The task.
Extract every line that includes the string "structured".
━━━━━━━━
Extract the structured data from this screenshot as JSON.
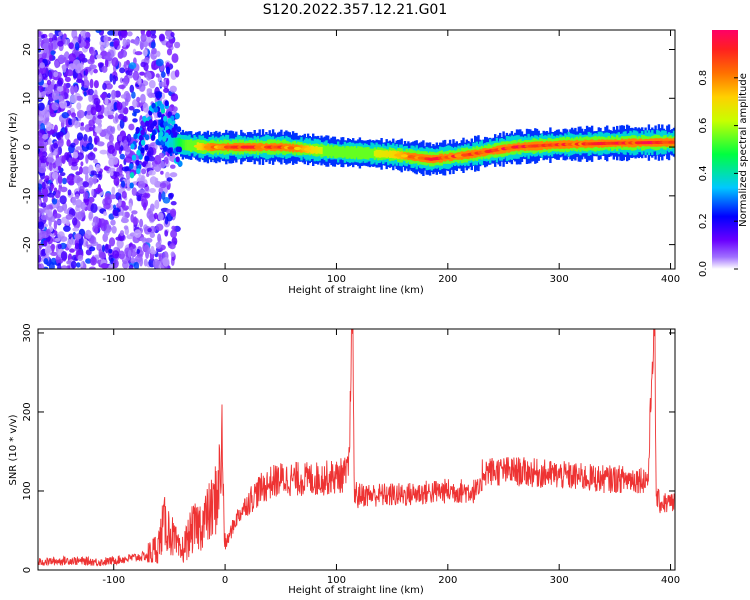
{
  "title": "S120.2022.357.12.21.G01",
  "chart_data": [
    {
      "type": "heatmap",
      "title": "S120.2022.357.12.21.G01",
      "xlabel": "Height of straight line (km)",
      "ylabel": "Frequency (Hz)",
      "xlim": [
        -168,
        404
      ],
      "ylim": [
        -25,
        24
      ],
      "xticks": [
        -100,
        0,
        100,
        200,
        300,
        400
      ],
      "yticks": [
        -20,
        -10,
        0,
        10,
        20
      ],
      "grid": false,
      "colorbar": {
        "label": "Normalized spectral amplitude",
        "range": [
          0,
          1
        ],
        "ticks": [
          0.0,
          0.2,
          0.4,
          0.6,
          0.8
        ],
        "colors": [
          "#ffffff",
          "#7a00ff",
          "#0000ff",
          "#00d0ff",
          "#00ff00",
          "#ffff00",
          "#ff8000",
          "#ff0050"
        ]
      },
      "ridge": {
        "x": [
          -60,
          -50,
          -40,
          -30,
          -20,
          0,
          50,
          100,
          150,
          185,
          220,
          260,
          300,
          350,
          404
        ],
        "frequency": [
          3,
          1,
          0.5,
          0.3,
          0,
          0,
          0,
          -1,
          -1.5,
          -2.5,
          -1.5,
          0,
          0.5,
          0.8,
          1
        ],
        "amplitude": [
          0.3,
          0.35,
          0.5,
          0.6,
          0.75,
          0.9,
          0.9,
          0.55,
          0.7,
          0.95,
          0.9,
          0.95,
          0.9,
          0.95,
          0.95
        ]
      }
    },
    {
      "type": "line",
      "xlabel": "Height of straight line (km)",
      "ylabel": "SNR (10 * v/v)",
      "xlim": [
        -168,
        404
      ],
      "ylim": [
        0,
        305
      ],
      "xticks": [
        -100,
        0,
        100,
        200,
        300,
        400
      ],
      "yticks": [
        0,
        100,
        200,
        300
      ],
      "grid": false,
      "color": "#ee3333",
      "series": [
        {
          "x": [
            -168,
            -140,
            -110,
            -90,
            -70,
            -60,
            -55,
            -50,
            -40,
            -30,
            -20,
            -10,
            -5,
            -3,
            0,
            10,
            20,
            30,
            40,
            50,
            60,
            80,
            100,
            110,
            112,
            113,
            114,
            115,
            116,
            120,
            140,
            160,
            180,
            200,
            230,
            231,
            260,
            300,
            340,
            380,
            384,
            385,
            386,
            387,
            390,
            404
          ],
          "y": [
            10,
            12,
            10,
            14,
            18,
            30,
            60,
            50,
            20,
            50,
            60,
            80,
            115,
            160,
            30,
            65,
            85,
            100,
            110,
            115,
            115,
            115,
            118,
            122,
            150,
            285,
            290,
            280,
            95,
            95,
            95,
            95,
            98,
            100,
            100,
            125,
            125,
            120,
            115,
            115,
            285,
            290,
            280,
            95,
            85,
            85
          ]
        }
      ]
    }
  ]
}
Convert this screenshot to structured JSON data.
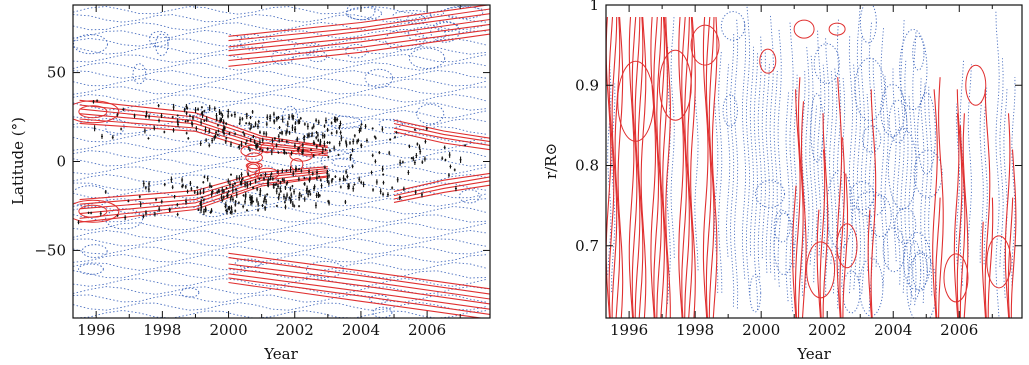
━━━━━━━━
Result.
Extract the structured data from this screenshot as JSON.
Convert this screenshot to structured JSON data.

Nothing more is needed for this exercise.